** start of Given passage **
Demystifying PCIe® Electrical, Link and Protocol Design & Test

Developed by PCI-SIG®, PCI Express® (PCIe®) is a high-speed serial computer expansion bus standard that has been used in data-intensive applications such as data centers, AI/machine learning, HPC, automotives, IoT, and military/aerospace. Since the release of PCIe 5.0 and 6.0 in 2019 and 2022 respectively, PCIe has become even more common among modern motherboards and SSDs. However, not all PCIe designs are made equally — which is why we’ll be shedding light on key considerations and methodologies to help you optimize your design and test processes today.

A brief overview of PCIe standards

PCIe 1.0 was first introduced in 2003 at 2.5 GT/s. In contrast, PCIe 7.0 that is anticipated to be released in 2025 features an impressive speed of 128 GT/s, showing the remarkable progress that PCI-SIG has made in pushing the boundaries of data transfer rates. Innovations such as the transition from 8b/10b to 128/132 encoding between PCIe 2.0 and 3.0, as well as the adoption of PAM4 (Pulse Amplitude Modulation 4) in PCIe 6.0 have allowed PCI-SIG to double data rates with each generational release; spaced out over an average of three years each time.
** end of Given passage **
** start of Stored rows **
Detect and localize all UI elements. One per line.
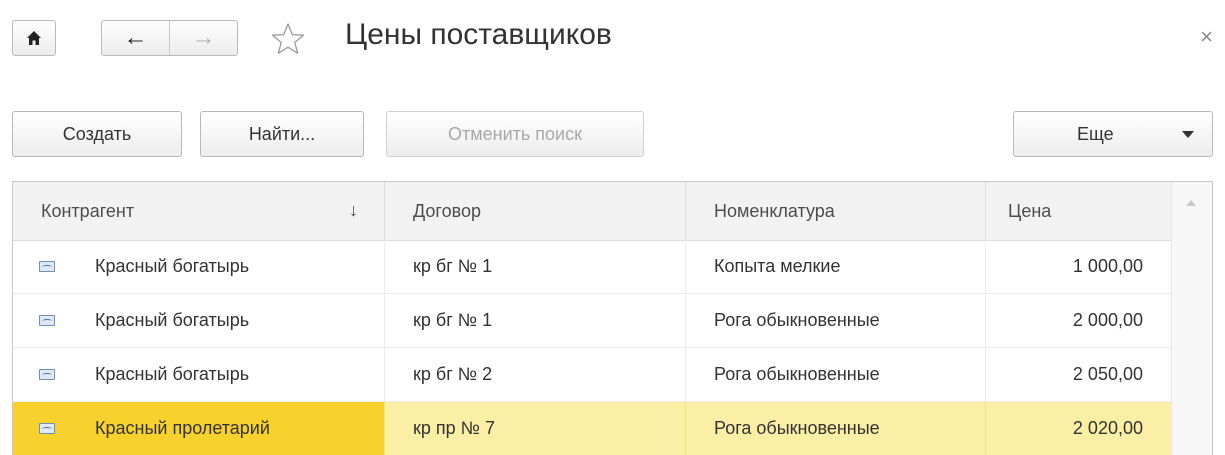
cell-contract: кр пр № 7	[385, 402, 686, 455]
more-button[interactable]: Еще	[1013, 111, 1213, 157]
star-icon[interactable]	[271, 22, 305, 56]
sort-arrow-down-icon: ↓	[349, 200, 358, 220]
column-header-contract[interactable]: Договор	[385, 182, 686, 240]
scroll-up-icon[interactable]	[1186, 200, 1196, 206]
cell-text: Красный богатырь	[95, 310, 250, 330]
chevron-down-icon	[1182, 131, 1194, 138]
cancel-search-button[interactable]: Отменить поиск	[386, 111, 644, 157]
catalog-item-icon	[39, 423, 55, 434]
cell-contract: кр бг № 2	[385, 348, 686, 401]
page-title: Цены поставщиков	[345, 18, 612, 51]
create-button[interactable]: Создать	[12, 111, 182, 157]
forward-button[interactable]: →	[169, 21, 237, 55]
cell-contract: кр бг № 1	[385, 294, 686, 347]
cell-price: 2 000,00	[1072, 310, 1143, 330]
close-icon[interactable]: ×	[1200, 26, 1213, 48]
cell-counterparty: Красный богатырь	[13, 294, 385, 347]
cell-counterparty: Красный богатырь	[13, 348, 385, 401]
cell-contract: кр бг № 1	[385, 240, 686, 293]
back-button[interactable]: ←	[102, 21, 169, 55]
table-row[interactable]: Красный богатырь кр бг № 1 Копыта мелкие…	[13, 240, 1173, 294]
cell-item: Копыта мелкие	[686, 240, 986, 293]
column-header-item[interactable]: Номенклатура	[686, 182, 986, 240]
catalog-item-icon	[39, 261, 55, 272]
table-row[interactable]: Красный богатырь кр бг № 2 Рога обыкнове…	[13, 348, 1173, 402]
catalog-item-icon	[39, 315, 55, 326]
vertical-scrollbar[interactable]	[1171, 182, 1212, 455]
column-header-label: Договор	[413, 200, 481, 221]
cell-counterparty: Красный богатырь	[13, 240, 385, 293]
arrow-left-icon: ←	[123, 24, 148, 51]
column-header-counterparty[interactable]: Контрагент ↓	[13, 182, 385, 240]
cell-text: Красный пролетарий	[95, 418, 270, 438]
prices-table: Контрагент ↓ Договор Номенклатура Цена К…	[12, 181, 1213, 455]
cell-text: Красный богатырь	[95, 256, 250, 276]
cell-price: 2 020,00	[1072, 418, 1143, 438]
find-button[interactable]: Найти...	[200, 111, 364, 157]
table-body: Красный богатырь кр бг № 1 Копыта мелкие…	[13, 240, 1173, 455]
cell-item: Рога обыкновенные	[686, 294, 986, 347]
column-header-label: Номенклатура	[714, 200, 835, 221]
column-header-price[interactable]: Цена	[986, 182, 1173, 240]
cell-price: 1 000,00	[1072, 256, 1143, 276]
column-header-label: Цена	[1008, 200, 1052, 221]
home-button[interactable]	[12, 20, 56, 56]
more-label: Еще	[1077, 123, 1114, 144]
table-row-selected[interactable]: Красный пролетарий кр пр № 7 Рога обыкно…	[13, 402, 1173, 455]
cell-item: Рога обыкновенные	[686, 402, 986, 455]
history-navigation: ← →	[101, 20, 238, 56]
cell-text: Красный богатырь	[95, 364, 250, 384]
home-icon	[27, 31, 41, 45]
arrow-right-icon: →	[191, 24, 216, 51]
cell-item: Рога обыкновенные	[686, 348, 986, 401]
catalog-item-icon	[39, 369, 55, 380]
table-header: Контрагент ↓ Договор Номенклатура Цена	[13, 182, 1173, 241]
column-header-label: Контрагент	[41, 200, 135, 221]
cell-price: 2 050,00	[1072, 364, 1143, 384]
table-row[interactable]: Красный богатырь кр бг № 1 Рога обыкнове…	[13, 294, 1173, 348]
cell-counterparty: Красный пролетарий	[13, 402, 385, 455]
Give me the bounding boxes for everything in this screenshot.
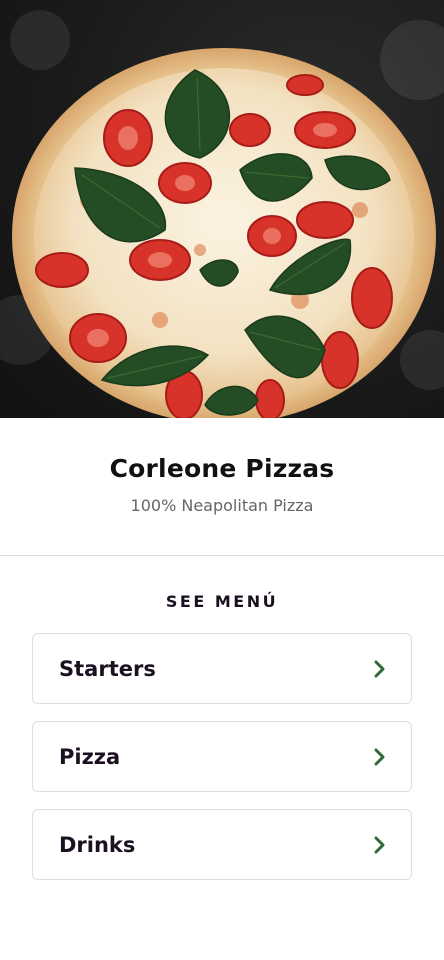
** end of Stored rows **
• Given task
According to the PCIe text, which modulation scheme was adopted in PCIe 6.0? Answer using only the PCIe text.

• Written solution
PAM4 (Pulse Amplitude Modulation 4).